··· EXCERPT PROVIDED
Doxycycline is the treatment of choice


4- Scrub Typhus

Mite serves as the principal vector and reservoir

Transmitted by the bite of larval trombiculid mites

Associated with travel that includes trekking or camping in rural areas

Scrub typhus is a significant cause of fever in travellers returning from Asia because it is considered predominant.

Symptoms:

  • Incubation period is typically 7–10 days but may extend to around three weeks.
  • Lymphohistiocytic vasculitis is pathognomonic for scrub typhus
  • Can be clinically challenging to differentiate from other diseases

Treatment:

  • Doxycycline is considered the drug of choice, with azithromycin an alternative.
  • Treatment should consist of at least three days with doxycycline.
  • Rifampin as monotherapy is also an alternative regimen.

Immunisation Considerations in Travelers

The CDC and the WHO provides information about vaccines when travelling abroad.

The CDC stratifies vaccines into the following categories:

  • All travellers
  • Most travellers
  • Some travellers

 

Vaccination Required Before Travelling to Specific Countries

travel medicine

 

Additional vaccination choice depends on the following:

  • Region(s) visited within a given country
  • Planned activities
  • Duration of stay
  • Time of the year

Routine Vaccines include:

  • Influenza
  • Td (tetanus and diphtheria)
······
··· GIVEN INFORMATION
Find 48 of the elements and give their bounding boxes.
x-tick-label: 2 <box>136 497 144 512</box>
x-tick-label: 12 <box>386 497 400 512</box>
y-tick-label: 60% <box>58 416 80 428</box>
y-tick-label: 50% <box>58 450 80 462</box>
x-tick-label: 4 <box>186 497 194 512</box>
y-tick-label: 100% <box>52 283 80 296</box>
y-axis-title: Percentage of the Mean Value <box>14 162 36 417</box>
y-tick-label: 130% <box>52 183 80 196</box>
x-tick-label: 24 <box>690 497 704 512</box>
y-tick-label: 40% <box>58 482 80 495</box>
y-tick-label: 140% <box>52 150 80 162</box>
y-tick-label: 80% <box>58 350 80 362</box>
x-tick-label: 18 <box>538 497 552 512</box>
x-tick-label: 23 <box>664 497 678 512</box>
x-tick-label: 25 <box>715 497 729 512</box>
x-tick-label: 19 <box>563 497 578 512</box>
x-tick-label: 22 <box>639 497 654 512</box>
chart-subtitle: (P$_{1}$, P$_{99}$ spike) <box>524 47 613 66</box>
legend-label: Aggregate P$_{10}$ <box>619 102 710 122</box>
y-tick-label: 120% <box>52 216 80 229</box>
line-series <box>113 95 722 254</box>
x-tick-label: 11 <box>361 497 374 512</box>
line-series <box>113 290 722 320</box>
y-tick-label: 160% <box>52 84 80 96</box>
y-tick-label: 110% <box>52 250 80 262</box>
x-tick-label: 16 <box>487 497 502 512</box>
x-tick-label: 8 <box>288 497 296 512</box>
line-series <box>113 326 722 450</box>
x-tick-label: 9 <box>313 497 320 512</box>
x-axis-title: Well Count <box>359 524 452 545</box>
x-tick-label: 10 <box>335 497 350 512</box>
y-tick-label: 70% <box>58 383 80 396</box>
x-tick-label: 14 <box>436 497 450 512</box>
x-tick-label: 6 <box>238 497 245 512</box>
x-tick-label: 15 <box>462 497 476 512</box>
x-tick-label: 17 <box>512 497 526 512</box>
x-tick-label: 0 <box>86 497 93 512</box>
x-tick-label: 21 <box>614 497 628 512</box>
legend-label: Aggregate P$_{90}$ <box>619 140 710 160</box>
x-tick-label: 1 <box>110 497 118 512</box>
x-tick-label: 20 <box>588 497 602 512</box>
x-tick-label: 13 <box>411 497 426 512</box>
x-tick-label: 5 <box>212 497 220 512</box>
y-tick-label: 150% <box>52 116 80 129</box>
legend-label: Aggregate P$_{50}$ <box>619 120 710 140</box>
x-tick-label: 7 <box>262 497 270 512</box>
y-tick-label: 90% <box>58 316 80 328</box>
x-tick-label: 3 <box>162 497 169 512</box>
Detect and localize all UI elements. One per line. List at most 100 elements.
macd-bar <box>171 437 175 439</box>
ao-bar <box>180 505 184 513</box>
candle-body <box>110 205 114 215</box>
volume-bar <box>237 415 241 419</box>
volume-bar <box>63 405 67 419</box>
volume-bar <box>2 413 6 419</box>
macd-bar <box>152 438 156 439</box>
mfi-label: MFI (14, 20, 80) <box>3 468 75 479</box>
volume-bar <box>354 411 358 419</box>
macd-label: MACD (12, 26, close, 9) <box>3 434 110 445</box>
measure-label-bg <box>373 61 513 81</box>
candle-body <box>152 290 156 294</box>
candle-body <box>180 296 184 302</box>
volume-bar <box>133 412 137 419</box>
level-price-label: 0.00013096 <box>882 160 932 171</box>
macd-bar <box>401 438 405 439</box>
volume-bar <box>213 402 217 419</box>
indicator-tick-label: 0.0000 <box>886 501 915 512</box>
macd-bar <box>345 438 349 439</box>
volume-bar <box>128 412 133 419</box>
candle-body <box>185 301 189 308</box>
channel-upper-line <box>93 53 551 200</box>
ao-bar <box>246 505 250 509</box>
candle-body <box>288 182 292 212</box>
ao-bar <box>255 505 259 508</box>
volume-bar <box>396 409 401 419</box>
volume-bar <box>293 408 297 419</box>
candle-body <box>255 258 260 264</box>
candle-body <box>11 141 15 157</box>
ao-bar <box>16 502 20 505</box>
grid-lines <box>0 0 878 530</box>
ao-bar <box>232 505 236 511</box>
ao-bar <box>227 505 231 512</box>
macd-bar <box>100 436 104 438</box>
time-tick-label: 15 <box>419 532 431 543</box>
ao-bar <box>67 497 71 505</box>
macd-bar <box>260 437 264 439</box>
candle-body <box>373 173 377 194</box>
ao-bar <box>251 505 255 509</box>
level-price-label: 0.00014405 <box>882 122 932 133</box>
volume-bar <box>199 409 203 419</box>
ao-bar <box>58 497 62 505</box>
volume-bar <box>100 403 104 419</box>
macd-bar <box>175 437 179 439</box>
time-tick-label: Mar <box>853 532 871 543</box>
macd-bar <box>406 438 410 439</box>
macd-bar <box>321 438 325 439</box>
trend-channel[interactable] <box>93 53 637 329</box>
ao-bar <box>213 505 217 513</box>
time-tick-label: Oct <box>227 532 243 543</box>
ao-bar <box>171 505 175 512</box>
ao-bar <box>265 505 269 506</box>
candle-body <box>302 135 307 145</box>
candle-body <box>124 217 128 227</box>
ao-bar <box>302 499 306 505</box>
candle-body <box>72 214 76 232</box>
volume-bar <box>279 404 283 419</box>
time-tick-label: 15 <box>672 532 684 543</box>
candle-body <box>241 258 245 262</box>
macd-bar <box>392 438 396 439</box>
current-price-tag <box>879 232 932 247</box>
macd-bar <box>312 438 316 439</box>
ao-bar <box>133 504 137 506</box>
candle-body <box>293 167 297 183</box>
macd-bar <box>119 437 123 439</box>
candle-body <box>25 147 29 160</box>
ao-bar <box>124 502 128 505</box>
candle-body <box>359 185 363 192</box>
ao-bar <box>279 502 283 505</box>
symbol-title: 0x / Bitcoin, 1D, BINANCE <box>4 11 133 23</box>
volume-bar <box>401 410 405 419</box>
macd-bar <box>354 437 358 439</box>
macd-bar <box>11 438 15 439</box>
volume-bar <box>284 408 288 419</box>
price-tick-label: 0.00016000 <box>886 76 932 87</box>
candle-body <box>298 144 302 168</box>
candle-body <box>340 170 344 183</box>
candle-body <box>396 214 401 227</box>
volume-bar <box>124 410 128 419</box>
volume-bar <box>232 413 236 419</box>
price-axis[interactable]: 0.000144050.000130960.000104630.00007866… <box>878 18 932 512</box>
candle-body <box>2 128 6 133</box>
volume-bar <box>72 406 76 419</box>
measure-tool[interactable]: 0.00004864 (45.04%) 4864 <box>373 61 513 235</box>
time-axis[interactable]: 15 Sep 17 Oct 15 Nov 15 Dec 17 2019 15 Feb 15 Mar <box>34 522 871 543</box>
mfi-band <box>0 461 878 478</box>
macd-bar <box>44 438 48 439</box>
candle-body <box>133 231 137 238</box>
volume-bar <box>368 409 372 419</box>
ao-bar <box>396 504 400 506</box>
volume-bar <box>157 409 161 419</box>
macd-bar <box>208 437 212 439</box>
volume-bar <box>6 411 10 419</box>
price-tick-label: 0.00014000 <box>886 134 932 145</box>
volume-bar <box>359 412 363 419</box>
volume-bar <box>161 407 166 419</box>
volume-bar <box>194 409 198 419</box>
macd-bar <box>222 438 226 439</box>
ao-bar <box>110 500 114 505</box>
······
**ASSIGNMENT A:**
Answer these from the travel medicine notes:
(i) By what means is scrub typhus transmitted?
(ii) What is the shortest course of doxycycline the notes give for scrub typhus?
(iii) Into which categories does the CDC stratify vaccines?
**ASSIGNMENT B:** Continue the travel medicine notes after their final line.

**TASK RESULT A:**
(i) By the bite of larval trombiculid mites.
(ii) At least three days.
(iii) All travellers, most travellers, and some travellers.

**TASK RESULT B:**
  • Tdap (tetanus, diphtheria, and pertussis)
  • HPV (human papillomavirus)
  • HZV (herpes zoster)
  • MMR
  • Hib (Haemophilus influenzae type b)
  • Pneumococcal
  • HAV (Havrix, Vaqta, and Twinrix)
  • Hepatitis B (Engerix-B, Recombivax HB, and Twinrix)
  • Japanese encephalitis (Ixiaro)
  • Meningococcal (Menactra and Menomune)
  • Polio (Ipol)
  • Rabies (Imovax and RabAvert)
  • Typhoid (Typhim Vi and Vivotif)
  • Yellow fever (YF-Vax)

FAQs about travel:

What should you do with your medicines and medical supply if you are flying?

  1. Show your medicines to a security person
  2. Ask for inspection by a person, not an Xray machine
  3. Keep your medication in your carry-on bags so you would have them on the plane

When should I take my medicines if you are changing the time zone?

Talk to your doctor before you travel to work out a travel action plan for you.

How should you reserve your medications if you go to a hot place?

Keep your medicine in a cool, dry place.

Never keep them in the car, bathroom, or in direct sunlight.

How can you avoid blood clots if you often go on long flights?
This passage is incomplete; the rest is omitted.